Select from the records below every line that has the word "data" in it.
========
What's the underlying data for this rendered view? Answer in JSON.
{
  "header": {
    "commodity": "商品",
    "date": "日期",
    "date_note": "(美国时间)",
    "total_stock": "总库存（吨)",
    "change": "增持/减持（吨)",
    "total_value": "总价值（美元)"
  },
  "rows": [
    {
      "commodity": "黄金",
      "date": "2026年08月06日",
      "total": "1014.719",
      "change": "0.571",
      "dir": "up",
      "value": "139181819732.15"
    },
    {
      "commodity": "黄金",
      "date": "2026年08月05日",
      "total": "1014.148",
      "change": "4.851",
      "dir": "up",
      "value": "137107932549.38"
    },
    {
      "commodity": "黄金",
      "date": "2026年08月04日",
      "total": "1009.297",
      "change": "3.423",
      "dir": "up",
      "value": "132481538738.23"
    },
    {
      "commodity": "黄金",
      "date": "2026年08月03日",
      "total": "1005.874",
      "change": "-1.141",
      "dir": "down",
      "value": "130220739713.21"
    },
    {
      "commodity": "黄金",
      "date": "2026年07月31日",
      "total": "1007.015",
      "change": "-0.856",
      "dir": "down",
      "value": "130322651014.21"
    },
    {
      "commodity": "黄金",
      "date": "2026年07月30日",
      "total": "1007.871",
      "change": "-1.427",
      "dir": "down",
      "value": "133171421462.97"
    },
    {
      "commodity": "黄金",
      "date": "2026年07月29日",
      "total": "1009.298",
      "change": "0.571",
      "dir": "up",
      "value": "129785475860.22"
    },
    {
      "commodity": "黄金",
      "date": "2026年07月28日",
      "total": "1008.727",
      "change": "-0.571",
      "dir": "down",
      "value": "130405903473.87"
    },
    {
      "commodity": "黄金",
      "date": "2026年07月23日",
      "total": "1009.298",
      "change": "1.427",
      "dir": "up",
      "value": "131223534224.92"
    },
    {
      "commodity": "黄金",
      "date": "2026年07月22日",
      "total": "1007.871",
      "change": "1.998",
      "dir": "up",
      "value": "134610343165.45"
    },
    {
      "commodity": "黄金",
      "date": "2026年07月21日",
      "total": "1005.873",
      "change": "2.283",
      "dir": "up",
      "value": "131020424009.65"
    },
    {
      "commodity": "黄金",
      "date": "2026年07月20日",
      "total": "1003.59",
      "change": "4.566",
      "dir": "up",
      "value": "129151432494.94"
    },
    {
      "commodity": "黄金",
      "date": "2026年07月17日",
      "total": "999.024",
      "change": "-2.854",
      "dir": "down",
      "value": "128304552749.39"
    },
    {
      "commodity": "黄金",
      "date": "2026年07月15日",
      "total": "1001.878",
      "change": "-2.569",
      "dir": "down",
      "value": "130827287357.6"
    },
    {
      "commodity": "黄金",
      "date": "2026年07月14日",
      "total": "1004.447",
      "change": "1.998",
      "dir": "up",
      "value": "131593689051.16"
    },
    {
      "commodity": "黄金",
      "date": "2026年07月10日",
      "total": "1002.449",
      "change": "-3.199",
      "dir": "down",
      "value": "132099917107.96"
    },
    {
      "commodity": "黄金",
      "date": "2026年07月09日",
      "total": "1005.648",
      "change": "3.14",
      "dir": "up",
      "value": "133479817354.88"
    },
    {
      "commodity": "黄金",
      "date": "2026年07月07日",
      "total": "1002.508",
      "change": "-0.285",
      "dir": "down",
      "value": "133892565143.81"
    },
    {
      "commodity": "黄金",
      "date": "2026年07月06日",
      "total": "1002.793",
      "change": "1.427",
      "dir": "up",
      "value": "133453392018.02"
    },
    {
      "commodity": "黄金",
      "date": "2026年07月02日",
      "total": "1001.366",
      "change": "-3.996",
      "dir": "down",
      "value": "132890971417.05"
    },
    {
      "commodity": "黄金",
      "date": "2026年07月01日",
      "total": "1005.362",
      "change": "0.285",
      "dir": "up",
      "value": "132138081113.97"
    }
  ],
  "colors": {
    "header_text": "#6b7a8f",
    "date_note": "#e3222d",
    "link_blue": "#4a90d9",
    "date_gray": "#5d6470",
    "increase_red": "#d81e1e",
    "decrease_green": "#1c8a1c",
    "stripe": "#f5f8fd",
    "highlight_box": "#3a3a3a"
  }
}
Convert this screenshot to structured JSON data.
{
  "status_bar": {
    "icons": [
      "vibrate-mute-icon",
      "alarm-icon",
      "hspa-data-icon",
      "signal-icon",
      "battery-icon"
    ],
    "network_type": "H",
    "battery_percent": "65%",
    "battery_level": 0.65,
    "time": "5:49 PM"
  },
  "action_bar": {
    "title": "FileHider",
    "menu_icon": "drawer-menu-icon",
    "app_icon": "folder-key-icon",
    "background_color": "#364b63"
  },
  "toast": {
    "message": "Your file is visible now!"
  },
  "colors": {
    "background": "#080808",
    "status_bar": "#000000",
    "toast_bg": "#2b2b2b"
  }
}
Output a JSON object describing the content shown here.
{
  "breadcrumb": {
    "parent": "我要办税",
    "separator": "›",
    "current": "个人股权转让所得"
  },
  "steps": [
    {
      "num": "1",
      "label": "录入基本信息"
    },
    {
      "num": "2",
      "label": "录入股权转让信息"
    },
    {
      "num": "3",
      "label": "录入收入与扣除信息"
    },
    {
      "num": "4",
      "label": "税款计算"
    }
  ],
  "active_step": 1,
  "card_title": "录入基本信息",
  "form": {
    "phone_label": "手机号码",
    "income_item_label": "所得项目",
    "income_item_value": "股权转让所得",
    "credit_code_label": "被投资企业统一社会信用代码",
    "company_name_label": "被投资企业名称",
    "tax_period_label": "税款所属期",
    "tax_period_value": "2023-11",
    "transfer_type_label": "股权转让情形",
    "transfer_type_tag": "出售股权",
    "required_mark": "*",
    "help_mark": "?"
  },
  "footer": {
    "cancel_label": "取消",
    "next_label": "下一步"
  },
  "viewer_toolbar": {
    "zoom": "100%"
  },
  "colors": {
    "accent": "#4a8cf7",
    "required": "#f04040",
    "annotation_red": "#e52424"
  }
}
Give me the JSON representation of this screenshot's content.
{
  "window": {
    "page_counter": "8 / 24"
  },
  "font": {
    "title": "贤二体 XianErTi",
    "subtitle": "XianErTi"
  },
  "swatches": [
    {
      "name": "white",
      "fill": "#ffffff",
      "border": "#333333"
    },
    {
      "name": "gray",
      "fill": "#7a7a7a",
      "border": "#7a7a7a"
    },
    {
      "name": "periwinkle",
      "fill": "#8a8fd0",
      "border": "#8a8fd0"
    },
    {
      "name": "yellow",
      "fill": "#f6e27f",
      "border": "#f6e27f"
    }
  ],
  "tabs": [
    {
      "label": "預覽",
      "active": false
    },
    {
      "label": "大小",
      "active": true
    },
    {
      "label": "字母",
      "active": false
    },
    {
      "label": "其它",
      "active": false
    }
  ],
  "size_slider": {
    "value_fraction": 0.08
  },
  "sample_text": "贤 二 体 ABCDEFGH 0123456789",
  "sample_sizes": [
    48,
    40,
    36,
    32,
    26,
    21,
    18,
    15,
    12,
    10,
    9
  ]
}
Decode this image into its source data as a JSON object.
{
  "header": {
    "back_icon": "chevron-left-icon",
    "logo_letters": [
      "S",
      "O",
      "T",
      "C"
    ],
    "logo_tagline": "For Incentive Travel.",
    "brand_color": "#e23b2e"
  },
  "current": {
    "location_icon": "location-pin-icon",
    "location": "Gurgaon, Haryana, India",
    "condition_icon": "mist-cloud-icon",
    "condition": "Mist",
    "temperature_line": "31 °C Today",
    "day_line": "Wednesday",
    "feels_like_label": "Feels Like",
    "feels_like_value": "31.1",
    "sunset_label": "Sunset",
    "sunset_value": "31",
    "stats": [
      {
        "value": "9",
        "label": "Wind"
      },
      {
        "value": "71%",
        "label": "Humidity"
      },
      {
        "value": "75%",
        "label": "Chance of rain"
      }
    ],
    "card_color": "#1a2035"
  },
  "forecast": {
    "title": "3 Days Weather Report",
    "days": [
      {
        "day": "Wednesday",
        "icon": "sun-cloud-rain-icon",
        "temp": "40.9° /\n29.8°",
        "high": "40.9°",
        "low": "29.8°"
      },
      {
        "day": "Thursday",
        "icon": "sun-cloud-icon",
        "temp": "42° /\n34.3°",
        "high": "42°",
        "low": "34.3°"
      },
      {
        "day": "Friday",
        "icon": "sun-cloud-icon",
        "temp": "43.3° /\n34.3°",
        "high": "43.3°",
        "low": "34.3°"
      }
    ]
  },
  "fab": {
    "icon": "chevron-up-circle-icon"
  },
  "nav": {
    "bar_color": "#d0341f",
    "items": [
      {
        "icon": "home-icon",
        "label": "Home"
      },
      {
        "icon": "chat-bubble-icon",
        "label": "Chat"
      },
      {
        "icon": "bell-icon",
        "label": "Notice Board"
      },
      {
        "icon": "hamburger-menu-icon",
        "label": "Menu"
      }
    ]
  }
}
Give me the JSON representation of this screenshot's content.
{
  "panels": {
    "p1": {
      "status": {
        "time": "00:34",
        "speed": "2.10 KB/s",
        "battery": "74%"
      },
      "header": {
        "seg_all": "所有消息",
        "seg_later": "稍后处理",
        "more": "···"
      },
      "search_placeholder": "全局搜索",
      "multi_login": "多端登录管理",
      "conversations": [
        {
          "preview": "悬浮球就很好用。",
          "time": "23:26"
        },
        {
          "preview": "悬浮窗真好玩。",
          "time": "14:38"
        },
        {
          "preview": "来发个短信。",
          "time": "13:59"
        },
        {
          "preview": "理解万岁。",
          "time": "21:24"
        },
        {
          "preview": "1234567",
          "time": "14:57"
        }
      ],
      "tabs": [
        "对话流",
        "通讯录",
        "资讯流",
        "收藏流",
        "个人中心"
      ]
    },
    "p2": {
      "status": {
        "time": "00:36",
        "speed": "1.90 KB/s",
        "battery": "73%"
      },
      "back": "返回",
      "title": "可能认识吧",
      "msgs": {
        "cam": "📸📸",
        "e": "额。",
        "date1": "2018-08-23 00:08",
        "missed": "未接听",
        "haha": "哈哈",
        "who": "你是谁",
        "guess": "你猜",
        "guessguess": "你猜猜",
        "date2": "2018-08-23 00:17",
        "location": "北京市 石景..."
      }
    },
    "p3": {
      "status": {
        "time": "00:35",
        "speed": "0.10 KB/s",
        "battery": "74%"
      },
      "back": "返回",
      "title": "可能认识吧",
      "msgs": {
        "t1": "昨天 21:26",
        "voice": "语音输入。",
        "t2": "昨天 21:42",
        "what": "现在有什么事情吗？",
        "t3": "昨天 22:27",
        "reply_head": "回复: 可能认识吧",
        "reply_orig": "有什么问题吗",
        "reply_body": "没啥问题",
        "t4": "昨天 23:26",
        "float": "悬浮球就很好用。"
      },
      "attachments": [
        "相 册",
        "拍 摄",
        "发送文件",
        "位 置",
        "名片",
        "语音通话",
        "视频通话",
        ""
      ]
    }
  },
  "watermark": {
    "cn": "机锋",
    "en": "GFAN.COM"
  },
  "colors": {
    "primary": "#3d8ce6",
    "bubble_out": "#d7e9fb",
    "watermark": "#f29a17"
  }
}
========
## [The result]
What's the underlying data for this rendered view? Answer in JSON.
Convert this screenshot to structured JSON data.
      "hspa-data-icon",
Decode this image into its source data as a JSON object.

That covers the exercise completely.